TASK INPUTS:
——————————

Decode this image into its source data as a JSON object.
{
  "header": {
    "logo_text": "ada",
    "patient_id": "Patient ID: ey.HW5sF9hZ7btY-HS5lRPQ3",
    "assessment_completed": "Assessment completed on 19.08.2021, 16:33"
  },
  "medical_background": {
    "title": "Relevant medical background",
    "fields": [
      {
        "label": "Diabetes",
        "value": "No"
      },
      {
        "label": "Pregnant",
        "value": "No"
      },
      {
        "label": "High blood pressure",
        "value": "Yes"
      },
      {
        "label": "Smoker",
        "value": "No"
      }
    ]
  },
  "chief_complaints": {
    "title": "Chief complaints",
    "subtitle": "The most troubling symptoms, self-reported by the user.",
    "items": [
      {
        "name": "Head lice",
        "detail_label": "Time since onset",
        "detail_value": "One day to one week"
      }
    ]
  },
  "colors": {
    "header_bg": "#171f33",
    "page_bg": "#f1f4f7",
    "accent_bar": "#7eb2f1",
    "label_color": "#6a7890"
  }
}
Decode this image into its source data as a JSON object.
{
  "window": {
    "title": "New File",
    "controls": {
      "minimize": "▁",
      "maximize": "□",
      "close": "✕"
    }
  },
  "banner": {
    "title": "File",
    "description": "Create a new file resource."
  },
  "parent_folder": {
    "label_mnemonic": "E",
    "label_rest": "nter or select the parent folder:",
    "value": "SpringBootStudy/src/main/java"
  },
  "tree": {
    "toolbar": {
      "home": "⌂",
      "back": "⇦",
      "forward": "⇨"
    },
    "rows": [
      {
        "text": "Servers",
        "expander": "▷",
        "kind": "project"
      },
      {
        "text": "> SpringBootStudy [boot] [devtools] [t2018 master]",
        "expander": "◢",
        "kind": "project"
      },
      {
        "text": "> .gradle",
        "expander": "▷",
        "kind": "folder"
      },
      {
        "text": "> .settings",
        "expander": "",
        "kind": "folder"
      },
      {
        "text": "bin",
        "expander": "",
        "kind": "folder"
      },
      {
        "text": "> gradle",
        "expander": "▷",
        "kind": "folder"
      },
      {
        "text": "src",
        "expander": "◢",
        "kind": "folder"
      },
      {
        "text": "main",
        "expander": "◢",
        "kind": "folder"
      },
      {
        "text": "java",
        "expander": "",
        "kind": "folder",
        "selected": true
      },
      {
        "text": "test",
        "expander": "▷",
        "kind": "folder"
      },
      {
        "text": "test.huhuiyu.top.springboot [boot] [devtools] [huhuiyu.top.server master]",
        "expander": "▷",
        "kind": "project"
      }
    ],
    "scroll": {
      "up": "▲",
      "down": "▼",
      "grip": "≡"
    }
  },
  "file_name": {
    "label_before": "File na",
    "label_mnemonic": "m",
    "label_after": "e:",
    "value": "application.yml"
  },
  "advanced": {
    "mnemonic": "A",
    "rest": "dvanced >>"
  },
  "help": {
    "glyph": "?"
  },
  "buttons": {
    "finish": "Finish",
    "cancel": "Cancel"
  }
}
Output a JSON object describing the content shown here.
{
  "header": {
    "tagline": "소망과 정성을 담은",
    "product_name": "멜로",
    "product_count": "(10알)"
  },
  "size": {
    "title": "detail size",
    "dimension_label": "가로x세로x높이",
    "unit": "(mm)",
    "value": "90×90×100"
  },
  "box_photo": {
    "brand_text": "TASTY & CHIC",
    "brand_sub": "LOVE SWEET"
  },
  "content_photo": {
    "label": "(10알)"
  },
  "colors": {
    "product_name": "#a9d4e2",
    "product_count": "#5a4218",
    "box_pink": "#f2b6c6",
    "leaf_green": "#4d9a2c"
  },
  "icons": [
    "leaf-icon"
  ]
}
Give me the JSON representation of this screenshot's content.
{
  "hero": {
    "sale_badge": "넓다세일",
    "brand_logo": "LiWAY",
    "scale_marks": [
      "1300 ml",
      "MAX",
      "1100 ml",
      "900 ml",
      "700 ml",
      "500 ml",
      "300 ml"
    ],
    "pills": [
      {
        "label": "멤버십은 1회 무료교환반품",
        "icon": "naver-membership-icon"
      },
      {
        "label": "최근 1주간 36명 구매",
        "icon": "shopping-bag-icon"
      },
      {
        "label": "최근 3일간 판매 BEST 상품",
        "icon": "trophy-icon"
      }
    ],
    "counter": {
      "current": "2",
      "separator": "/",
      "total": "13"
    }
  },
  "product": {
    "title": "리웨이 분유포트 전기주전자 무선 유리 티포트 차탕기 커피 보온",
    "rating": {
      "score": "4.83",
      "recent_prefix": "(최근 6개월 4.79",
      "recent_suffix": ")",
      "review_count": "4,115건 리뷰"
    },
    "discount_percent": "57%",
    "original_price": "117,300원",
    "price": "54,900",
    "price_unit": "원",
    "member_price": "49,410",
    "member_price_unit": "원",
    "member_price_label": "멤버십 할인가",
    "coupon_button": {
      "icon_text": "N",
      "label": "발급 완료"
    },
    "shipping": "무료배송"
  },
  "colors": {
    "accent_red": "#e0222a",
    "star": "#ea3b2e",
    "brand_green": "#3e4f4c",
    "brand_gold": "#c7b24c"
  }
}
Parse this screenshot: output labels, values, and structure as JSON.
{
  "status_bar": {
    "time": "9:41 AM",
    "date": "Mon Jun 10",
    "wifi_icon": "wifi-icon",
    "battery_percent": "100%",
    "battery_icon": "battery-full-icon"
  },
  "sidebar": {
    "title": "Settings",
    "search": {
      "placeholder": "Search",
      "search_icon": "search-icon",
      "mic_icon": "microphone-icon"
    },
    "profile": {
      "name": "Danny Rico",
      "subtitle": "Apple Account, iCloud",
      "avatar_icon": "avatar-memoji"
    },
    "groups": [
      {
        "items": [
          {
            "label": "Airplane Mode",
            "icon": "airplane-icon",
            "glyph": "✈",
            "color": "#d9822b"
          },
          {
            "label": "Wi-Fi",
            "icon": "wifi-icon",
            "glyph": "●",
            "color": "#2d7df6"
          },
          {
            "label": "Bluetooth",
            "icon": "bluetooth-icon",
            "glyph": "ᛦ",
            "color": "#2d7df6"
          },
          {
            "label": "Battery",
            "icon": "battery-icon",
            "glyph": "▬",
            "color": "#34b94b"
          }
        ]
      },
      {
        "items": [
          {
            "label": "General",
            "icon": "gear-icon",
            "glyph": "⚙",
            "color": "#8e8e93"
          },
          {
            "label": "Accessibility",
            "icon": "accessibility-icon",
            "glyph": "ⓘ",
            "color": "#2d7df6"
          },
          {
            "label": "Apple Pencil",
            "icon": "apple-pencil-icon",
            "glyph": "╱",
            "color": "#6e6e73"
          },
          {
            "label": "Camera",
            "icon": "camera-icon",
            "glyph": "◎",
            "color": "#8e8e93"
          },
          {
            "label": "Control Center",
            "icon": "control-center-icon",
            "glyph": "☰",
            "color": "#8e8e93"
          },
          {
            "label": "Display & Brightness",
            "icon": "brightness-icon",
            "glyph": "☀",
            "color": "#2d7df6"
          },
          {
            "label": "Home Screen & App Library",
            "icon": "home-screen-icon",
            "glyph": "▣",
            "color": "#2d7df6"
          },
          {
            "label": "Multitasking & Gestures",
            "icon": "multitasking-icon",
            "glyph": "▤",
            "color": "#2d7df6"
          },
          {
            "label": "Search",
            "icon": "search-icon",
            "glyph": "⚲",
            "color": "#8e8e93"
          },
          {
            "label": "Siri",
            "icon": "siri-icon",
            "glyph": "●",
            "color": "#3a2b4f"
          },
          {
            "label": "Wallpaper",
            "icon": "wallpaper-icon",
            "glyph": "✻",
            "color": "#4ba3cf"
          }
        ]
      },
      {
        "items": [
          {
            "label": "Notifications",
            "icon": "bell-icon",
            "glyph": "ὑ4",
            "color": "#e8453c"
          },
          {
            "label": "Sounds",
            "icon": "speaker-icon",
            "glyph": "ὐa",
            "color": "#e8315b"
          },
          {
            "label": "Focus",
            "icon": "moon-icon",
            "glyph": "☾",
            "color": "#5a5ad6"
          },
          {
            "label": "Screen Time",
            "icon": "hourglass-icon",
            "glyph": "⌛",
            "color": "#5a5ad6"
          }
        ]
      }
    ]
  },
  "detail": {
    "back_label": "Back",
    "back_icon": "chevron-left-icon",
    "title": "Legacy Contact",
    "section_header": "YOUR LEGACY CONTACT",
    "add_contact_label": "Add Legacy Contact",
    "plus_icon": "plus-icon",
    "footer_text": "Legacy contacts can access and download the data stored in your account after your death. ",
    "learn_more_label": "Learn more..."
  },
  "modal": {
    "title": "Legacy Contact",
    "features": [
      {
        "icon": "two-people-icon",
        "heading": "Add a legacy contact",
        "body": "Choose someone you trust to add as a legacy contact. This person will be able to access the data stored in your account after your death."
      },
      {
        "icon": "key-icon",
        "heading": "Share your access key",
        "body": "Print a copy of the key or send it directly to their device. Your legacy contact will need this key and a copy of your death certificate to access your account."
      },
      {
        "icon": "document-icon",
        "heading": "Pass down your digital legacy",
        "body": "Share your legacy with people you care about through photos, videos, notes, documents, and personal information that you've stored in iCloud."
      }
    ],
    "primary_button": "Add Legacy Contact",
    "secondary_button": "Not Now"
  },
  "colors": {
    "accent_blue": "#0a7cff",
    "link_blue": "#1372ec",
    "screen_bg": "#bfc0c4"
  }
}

——————————

Above are the entries; count how many of their lines contain the word "people" and give only that number.

FINISHED ANSWER:
2